Send back all the data below, exactly as given.

--- Start PROVIDED RECORDS ---

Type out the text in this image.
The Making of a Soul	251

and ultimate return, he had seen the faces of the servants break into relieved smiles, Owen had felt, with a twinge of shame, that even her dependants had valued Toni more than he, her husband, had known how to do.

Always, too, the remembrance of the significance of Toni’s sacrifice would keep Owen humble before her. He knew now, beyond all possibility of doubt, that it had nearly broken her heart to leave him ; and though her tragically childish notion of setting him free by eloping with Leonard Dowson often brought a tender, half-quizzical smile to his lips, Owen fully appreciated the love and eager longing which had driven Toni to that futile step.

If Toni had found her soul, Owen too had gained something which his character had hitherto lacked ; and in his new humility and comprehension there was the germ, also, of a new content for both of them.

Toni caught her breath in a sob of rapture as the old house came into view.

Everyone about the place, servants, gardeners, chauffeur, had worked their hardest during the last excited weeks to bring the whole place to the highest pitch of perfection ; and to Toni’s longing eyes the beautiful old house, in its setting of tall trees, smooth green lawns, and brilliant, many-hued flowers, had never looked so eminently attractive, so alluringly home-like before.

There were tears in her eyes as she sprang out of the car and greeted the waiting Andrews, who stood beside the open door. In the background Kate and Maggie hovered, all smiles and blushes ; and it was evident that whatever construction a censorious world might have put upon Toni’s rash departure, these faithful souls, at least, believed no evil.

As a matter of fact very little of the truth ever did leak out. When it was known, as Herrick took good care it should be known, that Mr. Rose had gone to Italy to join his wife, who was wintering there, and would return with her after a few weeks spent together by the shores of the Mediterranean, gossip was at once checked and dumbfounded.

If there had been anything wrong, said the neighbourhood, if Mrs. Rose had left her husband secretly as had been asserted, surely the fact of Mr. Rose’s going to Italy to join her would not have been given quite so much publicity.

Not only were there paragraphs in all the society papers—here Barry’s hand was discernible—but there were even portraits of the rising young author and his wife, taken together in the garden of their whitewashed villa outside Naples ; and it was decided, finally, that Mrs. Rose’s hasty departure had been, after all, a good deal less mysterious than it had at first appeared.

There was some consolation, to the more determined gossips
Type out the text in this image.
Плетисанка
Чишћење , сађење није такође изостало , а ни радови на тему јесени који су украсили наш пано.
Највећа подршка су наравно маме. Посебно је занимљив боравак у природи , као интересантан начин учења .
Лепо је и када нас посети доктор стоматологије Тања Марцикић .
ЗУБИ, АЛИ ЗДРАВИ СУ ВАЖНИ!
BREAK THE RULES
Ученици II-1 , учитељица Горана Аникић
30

--- End PROVIDED RECORDS ---

• SOLUTION BELOW:
Type out the text in this image.
The Making of a Soul	251

and ultimate return, he had seen the faces of the servants break into relieved smiles, Owen had felt, with a twinge of shame, that even her dependants had valued Toni more than he, her husband, had known how to do.

Always, too, the remembrance of the significance of Toni’s sacrifice would keep Owen humble before her. He knew now, beyond all possibility of doubt, that it had nearly broken her heart to leave him ; and though her tragically childish notion of setting him free by eloping with Leonard Dowson often brought a tender, half-quizzical smile to his lips, Owen fully appreciated the love and eager longing which had driven Toni to that futile step.

If Toni had found her soul, Owen too had gained something which his character had hitherto lacked ; and in his new humility and comprehension there was the germ, also, of a new content for both of them.

Toni caught her breath in a sob of rapture as the old house came into view.

Everyone about the place, servants, gardeners, chauffeur, had worked their hardest during the last excited weeks to bring the whole place to the highest pitch of perfection ; and to Toni’s longing eyes the beautiful old house, in its setting of tall trees, smooth green lawns, and brilliant, many-hued flowers, had never looked so eminently attractive, so alluringly home-like before.

There were tears in her eyes as she sprang out of the car and greeted the waiting Andrews, who stood beside the open door. In the background Kate and Maggie hovered, all smiles and blushes ; and it was evident that whatever construction a censorious world might have put upon Toni’s rash departure, these faithful souls, at least, believed no evil.

As a matter of fact very little of the truth ever did leak out. When it was known, as Herrick took good care it should be known, that Mr. Rose had gone to Italy to join his wife, who was wintering there, and would return with her after a few weeks spent together by the shores of the Mediterranean, gossip was at once checked and dumbfounded.

If there had been anything wrong, said the neighbourhood, if Mrs. Rose had left her husband secretly as had been asserted, surely the fact of Mr. Rose’s going to Italy to join her would not have been given quite so much publicity.

Not only were there paragraphs in all the society papers—here Barry’s hand was discernible—but there were even portraits of the rising young author and his wife, taken together in the garden of their whitewashed villa outside Naples ; and it was decided, finally, that Mrs. Rose’s hasty departure had been, after all, a good deal less mysterious than it had at first appeared.

There was some consolation, to the more determined gossips
Type out the text in this image.
Плетисанка
Чишћење , сађење није такође изостало , а ни радови на тему јесени који су украсили наш пано.
Највећа подршка су наравно маме. Посебно је занимљив боравак у природи , као интересантан начин учења .
Лепо је и када нас посети доктор стоматологије Тања Марцикић .
ЗУБИ, АЛИ ЗДРАВИ СУ ВАЖНИ!
BREAK THE RULES
Ученици II-1 , учитељица Горана Аникић
30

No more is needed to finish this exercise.